+++ Available data +++
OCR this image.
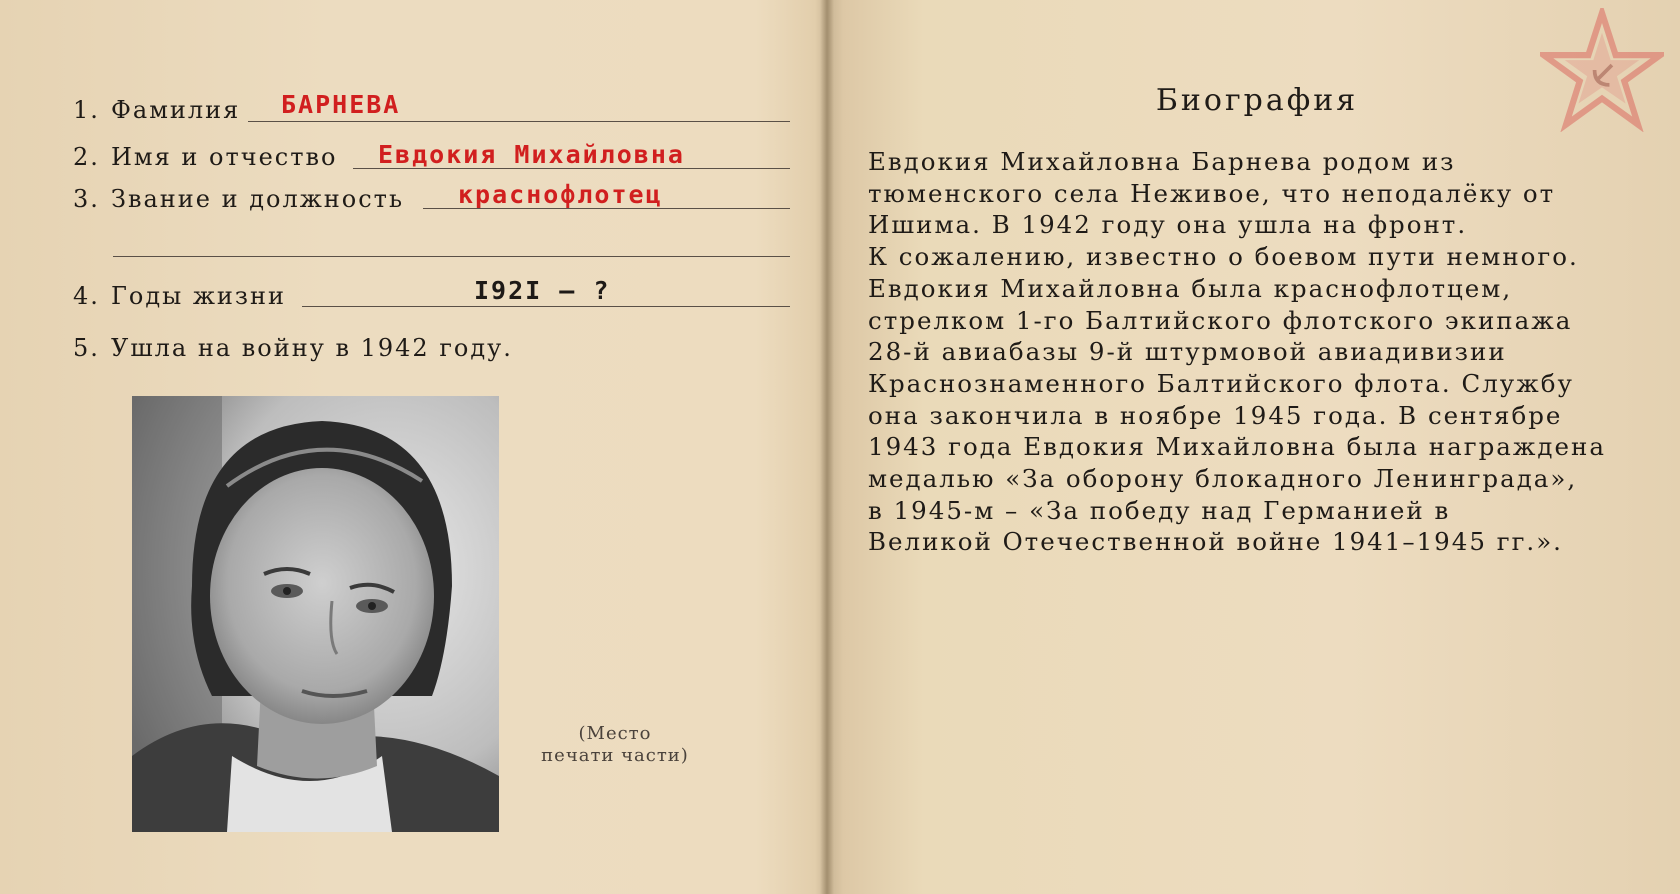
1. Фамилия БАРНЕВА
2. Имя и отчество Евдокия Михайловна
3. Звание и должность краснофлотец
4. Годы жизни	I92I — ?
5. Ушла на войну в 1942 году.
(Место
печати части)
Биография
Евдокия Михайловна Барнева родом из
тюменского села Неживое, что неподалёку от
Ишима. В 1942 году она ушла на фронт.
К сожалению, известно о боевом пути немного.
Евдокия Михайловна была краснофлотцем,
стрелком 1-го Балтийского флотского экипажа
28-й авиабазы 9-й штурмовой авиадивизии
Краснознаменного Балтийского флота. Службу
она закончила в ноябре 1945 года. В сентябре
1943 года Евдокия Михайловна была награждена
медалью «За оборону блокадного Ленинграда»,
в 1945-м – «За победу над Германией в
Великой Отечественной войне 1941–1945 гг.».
+++
Copy out all the records exactly, excluding pictures.

— Exercise result —
OCR this image.
1. Фамилия БАРНЕВА
2. Имя и отчество Евдокия Михайловна
3. Звание и должность краснофлотец
4. Годы жизни	I92I — ?
5. Ушла на войну в 1942 году.
(Место
печати части)
Биография
Евдокия Михайловна Барнева родом из
тюменского села Неживое, что неподалёку от
Ишима. В 1942 году она ушла на фронт.
К сожалению, известно о боевом пути немного.
Евдокия Михайловна была краснофлотцем,
стрелком 1-го Балтийского флотского экипажа
28-й авиабазы 9-й штурмовой авиадивизии
Краснознаменного Балтийского флота. Службу
она закончила в ноябре 1945 года. В сентябре
1943 года Евдокия Михайловна была награждена
медалью «За оборону блокадного Ленинграда»,
в 1945-м – «За победу над Германией в
Великой Отечественной войне 1941–1945 гг.».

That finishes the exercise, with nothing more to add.